▶ **YOUR OBJECTIVE**
Give a verbatim copy of the lines below, minus the pictures.

[begin RECORDS FOR PROCESSING]

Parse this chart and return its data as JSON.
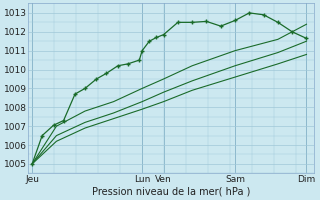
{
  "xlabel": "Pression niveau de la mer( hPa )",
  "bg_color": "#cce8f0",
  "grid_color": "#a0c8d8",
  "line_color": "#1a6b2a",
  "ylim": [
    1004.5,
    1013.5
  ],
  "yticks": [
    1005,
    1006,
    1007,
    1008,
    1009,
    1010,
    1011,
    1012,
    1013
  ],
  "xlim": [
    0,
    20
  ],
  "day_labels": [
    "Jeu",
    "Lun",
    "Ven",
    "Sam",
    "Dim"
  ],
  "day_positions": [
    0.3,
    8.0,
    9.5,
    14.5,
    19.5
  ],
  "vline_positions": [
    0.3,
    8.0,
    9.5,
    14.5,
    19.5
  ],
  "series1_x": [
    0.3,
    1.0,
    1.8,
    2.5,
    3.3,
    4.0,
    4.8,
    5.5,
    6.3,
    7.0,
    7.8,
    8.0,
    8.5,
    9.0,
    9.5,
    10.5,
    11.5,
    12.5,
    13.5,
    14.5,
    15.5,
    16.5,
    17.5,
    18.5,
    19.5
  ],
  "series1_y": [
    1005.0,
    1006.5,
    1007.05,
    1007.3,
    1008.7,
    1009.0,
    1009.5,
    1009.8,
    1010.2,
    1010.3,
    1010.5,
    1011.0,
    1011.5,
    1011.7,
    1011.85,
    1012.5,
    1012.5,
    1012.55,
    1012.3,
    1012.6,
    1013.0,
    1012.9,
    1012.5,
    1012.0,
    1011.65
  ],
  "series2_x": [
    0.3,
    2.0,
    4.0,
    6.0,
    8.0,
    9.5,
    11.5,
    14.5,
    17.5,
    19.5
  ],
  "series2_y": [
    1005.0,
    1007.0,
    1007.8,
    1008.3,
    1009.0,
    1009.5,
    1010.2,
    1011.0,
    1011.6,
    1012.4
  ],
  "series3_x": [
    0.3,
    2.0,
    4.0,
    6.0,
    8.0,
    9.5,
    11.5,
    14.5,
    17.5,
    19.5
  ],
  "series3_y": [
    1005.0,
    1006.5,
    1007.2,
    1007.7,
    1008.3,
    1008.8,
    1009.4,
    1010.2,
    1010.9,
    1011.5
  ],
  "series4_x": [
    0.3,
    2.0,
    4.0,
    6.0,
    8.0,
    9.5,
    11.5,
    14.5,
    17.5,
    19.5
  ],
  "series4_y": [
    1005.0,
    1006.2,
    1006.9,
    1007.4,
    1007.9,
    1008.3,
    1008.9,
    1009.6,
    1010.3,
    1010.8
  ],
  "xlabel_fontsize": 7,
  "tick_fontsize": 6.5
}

[end RECORDS FOR PROCESSING]

▶ **WRITTEN ANSWER**
Parse this chart and return its data as JSON.
{
  "xlabel": "Pression niveau de la mer( hPa )",
  "bg_color": "#cce8f0",
  "grid_color": "#a0c8d8",
  "line_color": "#1a6b2a",
  "ylim": [
    1004.5,
    1013.5
  ],
  "yticks": [
    1005,
    1006,
    1007,
    1008,
    1009,
    1010,
    1011,
    1012,
    1013
  ],
  "xlim": [
    0,
    20
  ],
  "day_labels": [
    "Jeu",
    "Lun",
    "Ven",
    "Sam",
    "Dim"
  ],
  "day_positions": [
    0.3,
    8.0,
    9.5,
    14.5,
    19.5
  ],
  "vline_positions": [
    0.3,
    8.0,
    9.5,
    14.5,
    19.5
  ],
  "series1_x": [
    0.3,
    1.0,
    1.8,
    2.5,
    3.3,
    4.0,
    4.8,
    5.5,
    6.3,
    7.0,
    7.8,
    8.0,
    8.5,
    9.0,
    9.5,
    10.5,
    11.5,
    12.5,
    13.5,
    14.5,
    15.5,
    16.5,
    17.5,
    18.5,
    19.5
  ],
  "series1_y": [
    1005.0,
    1006.5,
    1007.05,
    1007.3,
    1008.7,
    1009.0,
    1009.5,
    1009.8,
    1010.2,
    1010.3,
    1010.5,
    1011.0,
    1011.5,
    1011.7,
    1011.85,
    1012.5,
    1012.5,
    1012.55,
    1012.3,
    1012.6,
    1013.0,
    1012.9,
    1012.5,
    1012.0,
    1011.65
  ],
  "series2_x": [
    0.3,
    2.0,
    4.0,
    6.0,
    8.0,
    9.5,
    11.5,
    14.5,
    17.5,
    19.5
  ],
  "series2_y": [
    1005.0,
    1007.0,
    1007.8,
    1008.3,
    1009.0,
    1009.5,
    1010.2,
    1011.0,
    1011.6,
    1012.4
  ],
  "series3_x": [
    0.3,
    2.0,
    4.0,
    6.0,
    8.0,
    9.5,
    11.5,
    14.5,
    17.5,
    19.5
  ],
  "series3_y": [
    1005.0,
    1006.5,
    1007.2,
    1007.7,
    1008.3,
    1008.8,
    1009.4,
    1010.2,
    1010.9,
    1011.5
  ],
  "series4_x": [
    0.3,
    2.0,
    4.0,
    6.0,
    8.0,
    9.5,
    11.5,
    14.5,
    17.5,
    19.5
  ],
  "series4_y": [
    1005.0,
    1006.2,
    1006.9,
    1007.4,
    1007.9,
    1008.3,
    1008.9,
    1009.6,
    1010.3,
    1010.8
  ],
  "xlabel_fontsize": 7,
  "tick_fontsize": 6.5
}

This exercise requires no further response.